>> BEGIN

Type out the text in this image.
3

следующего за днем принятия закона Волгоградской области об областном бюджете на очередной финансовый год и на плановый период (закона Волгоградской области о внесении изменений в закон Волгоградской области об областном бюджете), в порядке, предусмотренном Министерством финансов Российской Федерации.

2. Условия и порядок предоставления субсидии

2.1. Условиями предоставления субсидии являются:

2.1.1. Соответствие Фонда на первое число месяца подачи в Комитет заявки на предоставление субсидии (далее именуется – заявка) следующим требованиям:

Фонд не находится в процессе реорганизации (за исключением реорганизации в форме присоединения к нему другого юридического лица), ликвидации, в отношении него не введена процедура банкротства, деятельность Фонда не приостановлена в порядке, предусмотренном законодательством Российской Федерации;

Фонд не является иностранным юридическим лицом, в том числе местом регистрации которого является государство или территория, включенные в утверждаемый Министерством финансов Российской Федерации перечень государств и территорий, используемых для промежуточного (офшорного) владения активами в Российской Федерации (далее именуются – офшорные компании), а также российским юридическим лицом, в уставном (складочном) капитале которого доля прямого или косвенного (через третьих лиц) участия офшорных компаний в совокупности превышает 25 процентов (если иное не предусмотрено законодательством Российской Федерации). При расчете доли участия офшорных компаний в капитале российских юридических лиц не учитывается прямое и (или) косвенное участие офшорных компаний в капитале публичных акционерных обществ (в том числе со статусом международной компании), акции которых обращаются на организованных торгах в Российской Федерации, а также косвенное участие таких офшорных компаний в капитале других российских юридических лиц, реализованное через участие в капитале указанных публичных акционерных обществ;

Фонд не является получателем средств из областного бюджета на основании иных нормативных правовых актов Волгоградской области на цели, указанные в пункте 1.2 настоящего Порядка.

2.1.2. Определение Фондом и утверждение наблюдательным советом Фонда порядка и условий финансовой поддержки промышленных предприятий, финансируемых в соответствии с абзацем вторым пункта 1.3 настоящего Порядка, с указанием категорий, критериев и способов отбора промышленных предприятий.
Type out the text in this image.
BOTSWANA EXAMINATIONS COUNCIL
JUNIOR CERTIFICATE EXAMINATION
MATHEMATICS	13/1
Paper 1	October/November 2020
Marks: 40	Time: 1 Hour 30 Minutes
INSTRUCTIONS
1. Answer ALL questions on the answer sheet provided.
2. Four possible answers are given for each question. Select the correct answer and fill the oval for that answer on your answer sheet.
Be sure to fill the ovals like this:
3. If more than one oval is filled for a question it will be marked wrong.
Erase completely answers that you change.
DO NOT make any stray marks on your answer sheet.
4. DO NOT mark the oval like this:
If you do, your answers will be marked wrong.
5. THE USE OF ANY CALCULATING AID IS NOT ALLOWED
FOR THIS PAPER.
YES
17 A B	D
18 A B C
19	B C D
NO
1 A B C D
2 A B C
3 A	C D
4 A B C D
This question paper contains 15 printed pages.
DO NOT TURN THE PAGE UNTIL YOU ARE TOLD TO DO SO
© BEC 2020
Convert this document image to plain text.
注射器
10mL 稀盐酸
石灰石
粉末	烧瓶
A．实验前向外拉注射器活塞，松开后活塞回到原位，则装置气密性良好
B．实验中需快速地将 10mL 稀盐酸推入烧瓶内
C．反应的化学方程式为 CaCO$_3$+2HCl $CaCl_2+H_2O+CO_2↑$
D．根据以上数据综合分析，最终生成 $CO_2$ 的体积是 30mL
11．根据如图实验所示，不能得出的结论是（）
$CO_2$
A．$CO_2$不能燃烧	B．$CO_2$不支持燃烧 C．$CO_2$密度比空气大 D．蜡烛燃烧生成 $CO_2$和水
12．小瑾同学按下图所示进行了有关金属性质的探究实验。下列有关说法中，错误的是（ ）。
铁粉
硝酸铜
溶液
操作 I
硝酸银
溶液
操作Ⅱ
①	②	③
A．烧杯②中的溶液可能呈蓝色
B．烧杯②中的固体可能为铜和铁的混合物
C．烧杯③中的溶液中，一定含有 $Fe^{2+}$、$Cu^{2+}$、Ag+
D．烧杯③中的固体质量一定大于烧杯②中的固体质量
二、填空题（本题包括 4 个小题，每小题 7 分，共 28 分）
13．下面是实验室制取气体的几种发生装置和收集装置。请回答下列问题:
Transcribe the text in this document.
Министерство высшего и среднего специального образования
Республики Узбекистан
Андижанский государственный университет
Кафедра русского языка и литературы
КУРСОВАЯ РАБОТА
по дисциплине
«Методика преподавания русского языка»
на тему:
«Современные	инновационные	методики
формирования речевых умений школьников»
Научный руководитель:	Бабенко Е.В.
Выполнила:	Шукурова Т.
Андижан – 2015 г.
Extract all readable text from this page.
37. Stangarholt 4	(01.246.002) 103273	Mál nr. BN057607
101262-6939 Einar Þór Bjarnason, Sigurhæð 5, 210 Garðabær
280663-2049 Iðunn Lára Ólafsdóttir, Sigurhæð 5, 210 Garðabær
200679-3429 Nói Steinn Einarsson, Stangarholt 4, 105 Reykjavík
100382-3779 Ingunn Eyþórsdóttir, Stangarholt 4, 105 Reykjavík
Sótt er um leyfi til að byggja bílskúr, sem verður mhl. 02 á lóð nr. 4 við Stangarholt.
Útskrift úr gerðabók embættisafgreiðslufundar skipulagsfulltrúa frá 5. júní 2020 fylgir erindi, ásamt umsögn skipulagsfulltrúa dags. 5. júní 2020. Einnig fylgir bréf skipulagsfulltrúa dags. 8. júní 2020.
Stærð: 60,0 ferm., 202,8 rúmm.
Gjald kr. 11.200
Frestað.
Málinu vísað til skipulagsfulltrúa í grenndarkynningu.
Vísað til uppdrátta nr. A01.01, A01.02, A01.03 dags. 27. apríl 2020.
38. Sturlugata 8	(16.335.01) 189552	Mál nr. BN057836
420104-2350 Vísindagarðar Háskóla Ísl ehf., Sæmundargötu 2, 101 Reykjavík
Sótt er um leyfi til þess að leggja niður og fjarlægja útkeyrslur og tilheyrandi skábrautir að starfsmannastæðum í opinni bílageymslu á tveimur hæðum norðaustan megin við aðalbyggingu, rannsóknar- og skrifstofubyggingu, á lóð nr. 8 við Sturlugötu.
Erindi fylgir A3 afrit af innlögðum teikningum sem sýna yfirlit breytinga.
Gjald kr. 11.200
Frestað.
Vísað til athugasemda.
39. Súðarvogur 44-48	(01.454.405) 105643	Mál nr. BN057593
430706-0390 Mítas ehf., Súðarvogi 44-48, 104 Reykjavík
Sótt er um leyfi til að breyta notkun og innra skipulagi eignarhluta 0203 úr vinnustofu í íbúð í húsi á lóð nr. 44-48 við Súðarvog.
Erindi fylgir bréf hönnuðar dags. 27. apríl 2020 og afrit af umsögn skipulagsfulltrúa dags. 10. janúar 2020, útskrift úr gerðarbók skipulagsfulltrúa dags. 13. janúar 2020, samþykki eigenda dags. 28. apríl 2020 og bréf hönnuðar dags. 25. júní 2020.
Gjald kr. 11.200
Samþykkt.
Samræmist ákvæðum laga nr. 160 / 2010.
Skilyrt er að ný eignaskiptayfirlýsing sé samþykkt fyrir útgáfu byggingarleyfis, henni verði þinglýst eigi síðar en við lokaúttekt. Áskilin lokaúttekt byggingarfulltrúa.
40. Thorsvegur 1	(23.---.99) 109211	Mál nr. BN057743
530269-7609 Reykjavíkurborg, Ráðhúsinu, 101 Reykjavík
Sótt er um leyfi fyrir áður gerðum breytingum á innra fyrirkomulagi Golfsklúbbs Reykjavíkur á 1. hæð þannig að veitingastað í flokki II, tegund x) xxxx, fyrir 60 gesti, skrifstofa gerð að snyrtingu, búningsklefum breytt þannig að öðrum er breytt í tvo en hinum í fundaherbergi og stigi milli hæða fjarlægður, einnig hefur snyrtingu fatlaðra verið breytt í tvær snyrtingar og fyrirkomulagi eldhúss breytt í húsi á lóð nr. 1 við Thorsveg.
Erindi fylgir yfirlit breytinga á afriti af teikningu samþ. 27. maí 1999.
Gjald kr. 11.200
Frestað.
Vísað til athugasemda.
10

>> END

Short problem
Using the listing above, pick out each line that contains the word "breytinga", then copy it.

Answer to this problem
Erindi fylgir A3 afrit af innlögðum teikningum sem sýna yfirlit breytinga.
Erindi fylgir yfirlit breytinga á afriti af teikningu samþ. 27. maí 1999.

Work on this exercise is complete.